#### THE PROBLEM
Your task is to print the material below exactly as presented.

════════

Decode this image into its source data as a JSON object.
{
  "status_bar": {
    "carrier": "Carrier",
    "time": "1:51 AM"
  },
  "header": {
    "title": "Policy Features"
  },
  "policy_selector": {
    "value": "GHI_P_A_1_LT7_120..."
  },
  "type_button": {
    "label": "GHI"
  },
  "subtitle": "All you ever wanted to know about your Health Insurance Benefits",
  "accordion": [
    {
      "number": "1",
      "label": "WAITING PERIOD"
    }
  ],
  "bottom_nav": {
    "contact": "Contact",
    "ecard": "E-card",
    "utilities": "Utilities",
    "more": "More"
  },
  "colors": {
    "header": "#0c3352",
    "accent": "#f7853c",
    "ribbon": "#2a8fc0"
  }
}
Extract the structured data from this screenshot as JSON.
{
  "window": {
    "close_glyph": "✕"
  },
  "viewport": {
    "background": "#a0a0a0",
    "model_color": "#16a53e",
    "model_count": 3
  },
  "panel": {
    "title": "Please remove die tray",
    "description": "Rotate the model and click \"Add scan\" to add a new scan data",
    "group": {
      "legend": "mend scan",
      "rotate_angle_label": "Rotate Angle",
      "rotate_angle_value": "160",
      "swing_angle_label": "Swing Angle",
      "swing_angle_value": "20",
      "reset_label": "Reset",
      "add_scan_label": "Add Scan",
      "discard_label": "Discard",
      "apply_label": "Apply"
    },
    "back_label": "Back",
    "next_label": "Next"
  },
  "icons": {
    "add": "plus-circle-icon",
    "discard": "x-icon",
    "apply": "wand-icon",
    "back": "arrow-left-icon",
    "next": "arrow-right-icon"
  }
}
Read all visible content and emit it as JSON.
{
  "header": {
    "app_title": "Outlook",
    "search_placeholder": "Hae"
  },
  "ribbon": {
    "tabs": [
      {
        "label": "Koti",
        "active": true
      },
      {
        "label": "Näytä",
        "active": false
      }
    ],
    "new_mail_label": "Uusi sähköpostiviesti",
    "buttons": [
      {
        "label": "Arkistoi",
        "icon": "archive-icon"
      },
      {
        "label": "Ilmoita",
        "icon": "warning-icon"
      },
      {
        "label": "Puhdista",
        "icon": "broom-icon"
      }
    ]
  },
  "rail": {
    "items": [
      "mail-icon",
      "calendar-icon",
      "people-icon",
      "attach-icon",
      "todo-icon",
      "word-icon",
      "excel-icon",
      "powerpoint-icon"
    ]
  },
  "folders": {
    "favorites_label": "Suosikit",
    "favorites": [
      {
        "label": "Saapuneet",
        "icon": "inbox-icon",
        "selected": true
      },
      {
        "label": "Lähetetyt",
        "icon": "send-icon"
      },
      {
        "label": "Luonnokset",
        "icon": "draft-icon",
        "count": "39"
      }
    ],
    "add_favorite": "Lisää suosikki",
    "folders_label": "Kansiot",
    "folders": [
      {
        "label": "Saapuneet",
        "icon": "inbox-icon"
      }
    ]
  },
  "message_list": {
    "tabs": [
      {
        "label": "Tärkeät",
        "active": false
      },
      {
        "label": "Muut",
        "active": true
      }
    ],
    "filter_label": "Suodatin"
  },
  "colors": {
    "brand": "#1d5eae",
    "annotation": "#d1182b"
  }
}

════════

#### OUTPUT OF THE EXERCISE
Decode this image into its source data as a JSON object.
{
  "status_bar": {
    "carrier": "Carrier",
    "time": "1:51 AM"
  },
  "header": {
    "title": "Policy Features"
  },
  "policy_selector": {
    "value": "GHI_P_A_1_LT7_120..."
  },
  "type_button": {
    "label": "GHI"
  },
  "subtitle": "All you ever wanted to know about your Health Insurance Benefits",
  "accordion": [
    {
      "number": "1",
      "label": "WAITING PERIOD"
    }
  ],
  "bottom_nav": {
    "contact": "Contact",
    "ecard": "E-card",
    "utilities": "Utilities",
    "more": "More"
  },
  "colors": {
    "header": "#0c3352",
    "accent": "#f7853c",
    "ribbon": "#2a8fc0"
  }
}
Extract the structured data from this screenshot as JSON.
{
  "window": {
    "close_glyph": "✕"
  },
  "viewport": {
    "background": "#a0a0a0",
    "model_color": "#16a53e",
    "model_count": 3
  },
  "panel": {
    "title": "Please remove die tray",
    "description": "Rotate the model and click \"Add scan\" to add a new scan data",
    "group": {
      "legend": "mend scan",
      "rotate_angle_label": "Rotate Angle",
      "rotate_angle_value": "160",
      "swing_angle_label": "Swing Angle",
      "swing_angle_value": "20",
      "reset_label": "Reset",
      "add_scan_label": "Add Scan",
      "discard_label": "Discard",
      "apply_label": "Apply"
    },
    "back_label": "Back",
    "next_label": "Next"
  },
  "icons": {
    "add": "plus-circle-icon",
    "discard": "x-icon",
    "apply": "wand-icon",
    "back": "arrow-left-icon",
    "next": "arrow-right-icon"
  }
}
Read all visible content and emit it as JSON.
{
  "header": {
    "app_title": "Outlook",
    "search_placeholder": "Hae"
  },
  "ribbon": {
    "tabs": [
      {
        "label": "Koti",
        "active": true
      },
      {
        "label": "Näytä",
        "active": false
      }
    ],
    "new_mail_label": "Uusi sähköpostiviesti",
    "buttons": [
      {
        "label": "Arkistoi",
        "icon": "archive-icon"
      },
      {
        "label": "Ilmoita",
        "icon": "warning-icon"
      },
      {
        "label": "Puhdista",
        "icon": "broom-icon"
      }
    ]
  },
  "rail": {
    "items": [
      "mail-icon",
      "calendar-icon",
      "people-icon",
      "attach-icon",
      "todo-icon",
      "word-icon",
      "excel-icon",
      "powerpoint-icon"
    ]
  },
  "folders": {
    "favorites_label": "Suosikit",
    "favorites": [
      {
        "label": "Saapuneet",
        "icon": "inbox-icon",
        "selected": true
      },
      {
        "label": "Lähetetyt",
        "icon": "send-icon"
      },
      {
        "label": "Luonnokset",
        "icon": "draft-icon",
        "count": "39"
      }
    ],
    "add_favorite": "Lisää suosikki",
    "folders_label": "Kansiot",
    "folders": [
      {
        "label": "Saapuneet",
        "icon": "inbox-icon"
      }
    ]
  },
  "message_list": {
    "tabs": [
      {
        "label": "Tärkeät",
        "active": false
      },
      {
        "label": "Muut",
        "active": true
      }
    ],
    "filter_label": "Suodatin"
  },
  "colors": {
    "brand": "#1d5eae",
    "annotation": "#d1182b"
  }
}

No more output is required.